Job —
In the data below, find every line with the string "والقاديانية" and pull it out.

*** Extracted data ***

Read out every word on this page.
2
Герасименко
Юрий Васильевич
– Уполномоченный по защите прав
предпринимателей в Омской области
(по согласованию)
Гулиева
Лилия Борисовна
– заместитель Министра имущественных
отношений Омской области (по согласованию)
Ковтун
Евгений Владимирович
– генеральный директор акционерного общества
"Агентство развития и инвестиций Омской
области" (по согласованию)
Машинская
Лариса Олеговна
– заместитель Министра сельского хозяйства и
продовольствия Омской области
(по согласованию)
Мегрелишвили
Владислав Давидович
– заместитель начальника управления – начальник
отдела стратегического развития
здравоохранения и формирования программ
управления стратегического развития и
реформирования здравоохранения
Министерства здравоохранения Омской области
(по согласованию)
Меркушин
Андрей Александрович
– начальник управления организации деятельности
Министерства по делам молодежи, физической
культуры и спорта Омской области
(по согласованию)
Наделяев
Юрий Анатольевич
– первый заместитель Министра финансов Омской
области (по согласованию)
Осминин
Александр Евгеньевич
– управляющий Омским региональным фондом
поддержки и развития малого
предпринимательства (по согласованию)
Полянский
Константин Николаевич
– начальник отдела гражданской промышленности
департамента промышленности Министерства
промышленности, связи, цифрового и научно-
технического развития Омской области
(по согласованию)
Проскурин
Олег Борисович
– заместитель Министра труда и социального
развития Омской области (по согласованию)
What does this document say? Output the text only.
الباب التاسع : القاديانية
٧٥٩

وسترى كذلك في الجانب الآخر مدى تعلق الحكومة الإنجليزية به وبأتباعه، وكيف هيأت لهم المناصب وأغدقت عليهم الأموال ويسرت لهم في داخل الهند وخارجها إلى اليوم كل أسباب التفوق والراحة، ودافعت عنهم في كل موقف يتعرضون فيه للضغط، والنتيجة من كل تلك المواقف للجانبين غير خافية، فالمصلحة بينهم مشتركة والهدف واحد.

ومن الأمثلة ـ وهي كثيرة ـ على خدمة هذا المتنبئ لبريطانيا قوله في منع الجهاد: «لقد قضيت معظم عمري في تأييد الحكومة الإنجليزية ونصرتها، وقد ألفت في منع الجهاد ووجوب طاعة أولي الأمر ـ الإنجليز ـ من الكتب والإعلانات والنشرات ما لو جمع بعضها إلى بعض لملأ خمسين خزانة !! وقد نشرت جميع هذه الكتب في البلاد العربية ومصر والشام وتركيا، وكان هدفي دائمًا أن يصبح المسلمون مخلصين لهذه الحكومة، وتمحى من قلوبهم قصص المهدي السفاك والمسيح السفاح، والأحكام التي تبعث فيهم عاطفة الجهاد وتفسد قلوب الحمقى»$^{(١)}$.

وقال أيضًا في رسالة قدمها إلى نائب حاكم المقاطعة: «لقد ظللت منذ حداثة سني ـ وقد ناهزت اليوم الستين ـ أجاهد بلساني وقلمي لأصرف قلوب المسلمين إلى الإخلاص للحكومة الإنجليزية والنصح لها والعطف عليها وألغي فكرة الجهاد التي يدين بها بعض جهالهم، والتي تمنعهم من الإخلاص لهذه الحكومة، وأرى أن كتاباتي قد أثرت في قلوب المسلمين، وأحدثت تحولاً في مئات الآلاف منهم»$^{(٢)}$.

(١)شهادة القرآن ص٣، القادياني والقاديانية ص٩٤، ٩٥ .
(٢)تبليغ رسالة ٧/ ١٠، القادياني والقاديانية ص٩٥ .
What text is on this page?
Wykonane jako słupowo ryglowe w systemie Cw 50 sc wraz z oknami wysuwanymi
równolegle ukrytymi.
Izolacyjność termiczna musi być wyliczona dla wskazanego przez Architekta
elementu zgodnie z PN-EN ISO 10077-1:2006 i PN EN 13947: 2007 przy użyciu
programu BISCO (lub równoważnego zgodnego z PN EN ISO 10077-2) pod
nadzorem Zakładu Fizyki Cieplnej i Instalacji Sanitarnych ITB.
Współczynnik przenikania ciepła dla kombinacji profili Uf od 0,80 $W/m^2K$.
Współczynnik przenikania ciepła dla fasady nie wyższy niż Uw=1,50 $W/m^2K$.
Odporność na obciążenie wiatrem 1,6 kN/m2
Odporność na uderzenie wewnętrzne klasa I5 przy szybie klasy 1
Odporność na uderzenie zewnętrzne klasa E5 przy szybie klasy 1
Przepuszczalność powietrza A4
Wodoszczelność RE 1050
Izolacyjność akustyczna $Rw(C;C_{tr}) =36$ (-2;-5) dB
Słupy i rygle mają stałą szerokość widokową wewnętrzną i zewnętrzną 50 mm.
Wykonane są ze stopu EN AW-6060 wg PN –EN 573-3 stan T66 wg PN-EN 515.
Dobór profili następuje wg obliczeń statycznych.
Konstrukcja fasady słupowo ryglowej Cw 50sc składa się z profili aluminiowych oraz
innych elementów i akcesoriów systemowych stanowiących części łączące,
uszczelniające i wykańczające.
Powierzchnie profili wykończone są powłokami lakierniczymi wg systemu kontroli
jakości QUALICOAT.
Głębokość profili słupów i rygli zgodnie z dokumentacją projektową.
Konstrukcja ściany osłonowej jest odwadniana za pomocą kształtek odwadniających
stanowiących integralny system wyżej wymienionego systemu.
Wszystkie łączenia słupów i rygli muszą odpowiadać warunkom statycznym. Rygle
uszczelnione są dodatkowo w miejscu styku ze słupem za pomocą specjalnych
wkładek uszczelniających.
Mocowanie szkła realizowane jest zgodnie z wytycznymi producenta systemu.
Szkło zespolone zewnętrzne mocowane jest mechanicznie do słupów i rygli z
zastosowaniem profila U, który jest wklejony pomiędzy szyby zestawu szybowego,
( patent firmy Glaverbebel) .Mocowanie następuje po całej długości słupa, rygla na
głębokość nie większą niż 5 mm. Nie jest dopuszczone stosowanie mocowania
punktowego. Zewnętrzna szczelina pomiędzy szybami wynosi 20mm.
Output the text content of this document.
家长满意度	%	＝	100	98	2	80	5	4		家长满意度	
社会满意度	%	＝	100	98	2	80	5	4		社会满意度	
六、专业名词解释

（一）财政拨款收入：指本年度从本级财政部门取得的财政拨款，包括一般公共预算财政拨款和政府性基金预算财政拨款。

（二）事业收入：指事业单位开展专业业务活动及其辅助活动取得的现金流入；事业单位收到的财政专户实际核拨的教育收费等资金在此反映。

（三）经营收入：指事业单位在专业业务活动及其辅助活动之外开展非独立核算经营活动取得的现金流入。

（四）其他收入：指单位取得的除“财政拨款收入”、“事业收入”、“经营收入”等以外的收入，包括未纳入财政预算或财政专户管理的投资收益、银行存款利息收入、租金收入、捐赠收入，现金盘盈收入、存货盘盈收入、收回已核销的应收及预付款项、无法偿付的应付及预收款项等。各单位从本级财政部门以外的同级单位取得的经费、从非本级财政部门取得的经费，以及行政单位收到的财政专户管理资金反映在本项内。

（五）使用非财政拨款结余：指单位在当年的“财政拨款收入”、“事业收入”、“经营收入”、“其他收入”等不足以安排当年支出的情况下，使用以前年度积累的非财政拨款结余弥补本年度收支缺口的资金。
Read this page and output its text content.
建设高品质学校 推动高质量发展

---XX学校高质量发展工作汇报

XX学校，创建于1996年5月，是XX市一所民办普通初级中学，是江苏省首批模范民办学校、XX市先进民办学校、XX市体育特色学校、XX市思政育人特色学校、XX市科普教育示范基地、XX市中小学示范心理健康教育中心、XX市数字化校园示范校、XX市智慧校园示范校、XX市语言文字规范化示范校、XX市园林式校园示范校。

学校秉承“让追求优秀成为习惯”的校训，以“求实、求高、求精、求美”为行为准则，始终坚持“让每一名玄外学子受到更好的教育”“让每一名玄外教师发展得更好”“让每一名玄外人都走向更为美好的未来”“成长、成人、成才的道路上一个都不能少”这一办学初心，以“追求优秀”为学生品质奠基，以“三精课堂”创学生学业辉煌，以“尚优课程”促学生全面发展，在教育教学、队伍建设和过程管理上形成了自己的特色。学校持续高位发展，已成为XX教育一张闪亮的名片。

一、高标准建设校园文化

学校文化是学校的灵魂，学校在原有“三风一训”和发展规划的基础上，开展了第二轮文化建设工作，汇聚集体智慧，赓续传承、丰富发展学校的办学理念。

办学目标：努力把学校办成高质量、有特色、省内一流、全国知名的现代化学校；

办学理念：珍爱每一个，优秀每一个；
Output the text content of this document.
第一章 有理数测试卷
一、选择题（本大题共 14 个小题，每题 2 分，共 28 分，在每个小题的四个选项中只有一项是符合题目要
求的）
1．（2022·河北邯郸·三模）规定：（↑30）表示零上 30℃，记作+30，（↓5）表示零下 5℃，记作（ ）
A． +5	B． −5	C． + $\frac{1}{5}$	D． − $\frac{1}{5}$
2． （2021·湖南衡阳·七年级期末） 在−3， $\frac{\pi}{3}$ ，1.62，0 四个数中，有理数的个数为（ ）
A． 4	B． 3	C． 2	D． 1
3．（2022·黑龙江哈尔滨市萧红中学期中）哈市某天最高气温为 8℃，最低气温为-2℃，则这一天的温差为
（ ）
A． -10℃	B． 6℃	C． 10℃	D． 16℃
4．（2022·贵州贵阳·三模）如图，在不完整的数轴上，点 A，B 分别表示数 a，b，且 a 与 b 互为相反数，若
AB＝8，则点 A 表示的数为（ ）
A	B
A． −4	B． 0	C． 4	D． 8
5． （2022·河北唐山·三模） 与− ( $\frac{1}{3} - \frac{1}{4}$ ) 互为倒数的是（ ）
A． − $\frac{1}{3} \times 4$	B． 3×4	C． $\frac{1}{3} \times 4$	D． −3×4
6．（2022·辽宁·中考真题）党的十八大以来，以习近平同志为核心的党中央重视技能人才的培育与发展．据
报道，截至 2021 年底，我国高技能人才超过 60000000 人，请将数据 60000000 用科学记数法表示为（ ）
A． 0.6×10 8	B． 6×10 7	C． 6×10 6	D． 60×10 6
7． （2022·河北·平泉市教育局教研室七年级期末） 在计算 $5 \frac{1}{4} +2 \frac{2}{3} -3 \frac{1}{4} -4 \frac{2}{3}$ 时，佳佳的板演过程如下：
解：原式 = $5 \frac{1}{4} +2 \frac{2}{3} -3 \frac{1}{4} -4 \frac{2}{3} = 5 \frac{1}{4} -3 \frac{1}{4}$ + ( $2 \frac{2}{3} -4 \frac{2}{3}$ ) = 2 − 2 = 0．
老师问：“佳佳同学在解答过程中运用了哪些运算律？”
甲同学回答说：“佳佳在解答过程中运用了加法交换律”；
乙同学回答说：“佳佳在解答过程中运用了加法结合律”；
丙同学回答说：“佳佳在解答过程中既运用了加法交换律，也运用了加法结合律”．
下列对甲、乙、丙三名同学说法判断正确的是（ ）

***

Solution —
(١)شهادة القرآن ص٣، القادياني والقاديانية ص٩٤، ٩٥ .
(٢)تبليغ رسالة ٧/ ١٠، القادياني والقاديانية ص٩٥ .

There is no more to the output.